** START MATERIAL FOR THIS TASK **
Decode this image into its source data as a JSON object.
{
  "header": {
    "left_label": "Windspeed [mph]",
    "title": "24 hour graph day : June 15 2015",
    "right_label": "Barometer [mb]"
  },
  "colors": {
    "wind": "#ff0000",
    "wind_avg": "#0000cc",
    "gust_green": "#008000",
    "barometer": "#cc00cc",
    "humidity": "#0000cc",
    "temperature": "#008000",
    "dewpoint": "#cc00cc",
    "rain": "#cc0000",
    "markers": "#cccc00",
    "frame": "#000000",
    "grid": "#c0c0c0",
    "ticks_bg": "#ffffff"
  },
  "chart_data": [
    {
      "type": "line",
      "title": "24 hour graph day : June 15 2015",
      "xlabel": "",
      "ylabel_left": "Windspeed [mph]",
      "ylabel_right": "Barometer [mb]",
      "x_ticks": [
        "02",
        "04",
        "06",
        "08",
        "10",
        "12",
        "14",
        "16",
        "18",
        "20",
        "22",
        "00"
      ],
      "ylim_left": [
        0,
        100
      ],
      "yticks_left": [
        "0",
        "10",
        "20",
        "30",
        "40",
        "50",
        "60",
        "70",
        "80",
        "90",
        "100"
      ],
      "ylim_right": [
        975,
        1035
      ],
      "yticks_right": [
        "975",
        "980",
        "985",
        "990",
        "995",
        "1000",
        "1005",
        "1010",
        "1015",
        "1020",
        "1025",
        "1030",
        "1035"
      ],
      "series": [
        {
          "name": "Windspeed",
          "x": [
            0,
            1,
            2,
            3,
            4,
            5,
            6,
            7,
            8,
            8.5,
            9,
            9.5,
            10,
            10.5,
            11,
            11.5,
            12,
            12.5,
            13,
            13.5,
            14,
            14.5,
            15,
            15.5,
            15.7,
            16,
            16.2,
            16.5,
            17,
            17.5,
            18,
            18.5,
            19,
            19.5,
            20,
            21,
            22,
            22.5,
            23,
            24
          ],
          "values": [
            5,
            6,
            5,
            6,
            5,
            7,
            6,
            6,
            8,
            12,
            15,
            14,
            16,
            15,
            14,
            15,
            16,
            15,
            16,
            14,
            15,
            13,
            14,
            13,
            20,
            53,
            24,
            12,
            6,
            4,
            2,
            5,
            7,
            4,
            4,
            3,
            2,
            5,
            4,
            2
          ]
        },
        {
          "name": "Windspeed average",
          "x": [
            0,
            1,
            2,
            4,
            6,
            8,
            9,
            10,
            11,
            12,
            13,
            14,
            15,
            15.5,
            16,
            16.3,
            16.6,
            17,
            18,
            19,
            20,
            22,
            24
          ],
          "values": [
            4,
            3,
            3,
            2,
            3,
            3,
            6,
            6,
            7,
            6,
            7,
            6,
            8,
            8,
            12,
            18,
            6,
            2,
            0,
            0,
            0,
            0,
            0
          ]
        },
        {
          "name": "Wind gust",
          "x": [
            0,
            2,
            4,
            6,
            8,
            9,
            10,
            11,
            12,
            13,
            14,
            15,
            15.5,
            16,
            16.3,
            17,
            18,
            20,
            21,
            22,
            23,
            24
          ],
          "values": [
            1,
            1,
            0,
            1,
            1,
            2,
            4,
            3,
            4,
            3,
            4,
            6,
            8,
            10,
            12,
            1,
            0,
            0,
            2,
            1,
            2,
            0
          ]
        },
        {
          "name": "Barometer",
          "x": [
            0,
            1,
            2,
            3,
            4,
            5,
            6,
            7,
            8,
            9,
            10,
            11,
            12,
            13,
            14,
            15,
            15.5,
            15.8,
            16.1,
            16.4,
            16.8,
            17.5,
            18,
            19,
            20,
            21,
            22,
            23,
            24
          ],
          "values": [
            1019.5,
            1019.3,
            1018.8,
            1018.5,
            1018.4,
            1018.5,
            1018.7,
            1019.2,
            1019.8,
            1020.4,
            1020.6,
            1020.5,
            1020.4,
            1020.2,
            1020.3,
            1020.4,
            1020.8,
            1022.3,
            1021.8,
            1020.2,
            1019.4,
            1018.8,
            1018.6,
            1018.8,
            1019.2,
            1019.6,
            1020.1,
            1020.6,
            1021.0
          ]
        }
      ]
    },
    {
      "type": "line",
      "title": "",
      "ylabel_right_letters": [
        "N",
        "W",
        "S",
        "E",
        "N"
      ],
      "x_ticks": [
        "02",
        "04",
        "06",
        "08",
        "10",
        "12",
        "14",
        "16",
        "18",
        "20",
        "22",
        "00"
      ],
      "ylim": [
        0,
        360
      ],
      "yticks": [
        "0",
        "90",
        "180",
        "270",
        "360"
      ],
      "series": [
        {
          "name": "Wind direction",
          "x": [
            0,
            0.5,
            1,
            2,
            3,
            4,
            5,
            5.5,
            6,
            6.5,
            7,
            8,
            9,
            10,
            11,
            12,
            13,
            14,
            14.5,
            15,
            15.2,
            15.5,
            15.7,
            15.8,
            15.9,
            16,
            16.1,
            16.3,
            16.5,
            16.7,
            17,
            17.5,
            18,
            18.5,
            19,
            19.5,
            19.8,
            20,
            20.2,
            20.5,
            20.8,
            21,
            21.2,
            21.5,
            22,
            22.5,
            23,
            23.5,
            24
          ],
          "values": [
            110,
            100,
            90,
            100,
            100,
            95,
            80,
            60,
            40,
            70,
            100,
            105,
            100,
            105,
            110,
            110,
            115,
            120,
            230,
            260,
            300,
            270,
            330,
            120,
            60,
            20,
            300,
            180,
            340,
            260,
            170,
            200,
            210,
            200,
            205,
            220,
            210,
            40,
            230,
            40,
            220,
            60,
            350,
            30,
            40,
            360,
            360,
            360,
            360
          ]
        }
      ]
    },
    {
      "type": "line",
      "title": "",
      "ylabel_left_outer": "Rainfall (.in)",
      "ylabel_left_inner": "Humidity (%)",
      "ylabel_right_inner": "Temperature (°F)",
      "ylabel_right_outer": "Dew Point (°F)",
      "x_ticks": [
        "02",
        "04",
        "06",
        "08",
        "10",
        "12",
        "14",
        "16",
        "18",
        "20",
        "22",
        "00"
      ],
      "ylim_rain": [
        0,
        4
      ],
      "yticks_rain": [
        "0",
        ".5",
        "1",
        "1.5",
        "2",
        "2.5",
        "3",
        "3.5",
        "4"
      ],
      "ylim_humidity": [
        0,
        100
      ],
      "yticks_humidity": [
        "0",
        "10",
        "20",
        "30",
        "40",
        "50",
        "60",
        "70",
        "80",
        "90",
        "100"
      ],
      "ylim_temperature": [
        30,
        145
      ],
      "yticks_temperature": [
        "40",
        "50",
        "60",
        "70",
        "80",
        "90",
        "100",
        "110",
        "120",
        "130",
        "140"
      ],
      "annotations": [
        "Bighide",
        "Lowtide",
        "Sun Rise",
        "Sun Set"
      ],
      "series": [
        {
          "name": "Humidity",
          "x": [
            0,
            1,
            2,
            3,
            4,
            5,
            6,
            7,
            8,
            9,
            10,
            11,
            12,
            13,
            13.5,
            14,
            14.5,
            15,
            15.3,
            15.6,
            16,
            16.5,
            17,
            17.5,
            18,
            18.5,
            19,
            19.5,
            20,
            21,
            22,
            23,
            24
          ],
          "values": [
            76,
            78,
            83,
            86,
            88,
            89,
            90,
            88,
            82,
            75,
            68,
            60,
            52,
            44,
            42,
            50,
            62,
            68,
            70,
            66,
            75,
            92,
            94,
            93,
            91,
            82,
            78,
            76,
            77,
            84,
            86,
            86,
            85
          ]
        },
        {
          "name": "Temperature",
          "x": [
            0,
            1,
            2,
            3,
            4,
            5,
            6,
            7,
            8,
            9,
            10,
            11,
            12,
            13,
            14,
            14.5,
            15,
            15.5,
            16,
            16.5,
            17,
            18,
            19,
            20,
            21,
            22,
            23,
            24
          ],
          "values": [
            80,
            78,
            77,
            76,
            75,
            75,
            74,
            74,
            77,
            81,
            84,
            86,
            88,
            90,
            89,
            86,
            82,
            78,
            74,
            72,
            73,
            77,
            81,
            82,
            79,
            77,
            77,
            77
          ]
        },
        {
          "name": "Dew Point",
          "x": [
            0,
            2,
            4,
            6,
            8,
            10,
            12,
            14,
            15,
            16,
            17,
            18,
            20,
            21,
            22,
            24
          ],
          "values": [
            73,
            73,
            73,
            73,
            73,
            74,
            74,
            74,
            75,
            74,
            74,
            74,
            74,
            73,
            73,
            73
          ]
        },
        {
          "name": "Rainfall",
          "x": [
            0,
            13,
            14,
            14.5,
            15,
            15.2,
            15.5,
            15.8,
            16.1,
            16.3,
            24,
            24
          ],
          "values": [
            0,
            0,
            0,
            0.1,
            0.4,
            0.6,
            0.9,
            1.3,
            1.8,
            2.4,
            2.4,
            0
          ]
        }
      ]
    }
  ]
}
** END MATERIAL FOR THIS TASK **
Check each line of the records for the word "Rainfall", and show the lines that contain it.

* _SOLUTION FOR THIS TASK_
      "ylabel_left_outer": "Rainfall (.in)",
          "name": "Rainfall",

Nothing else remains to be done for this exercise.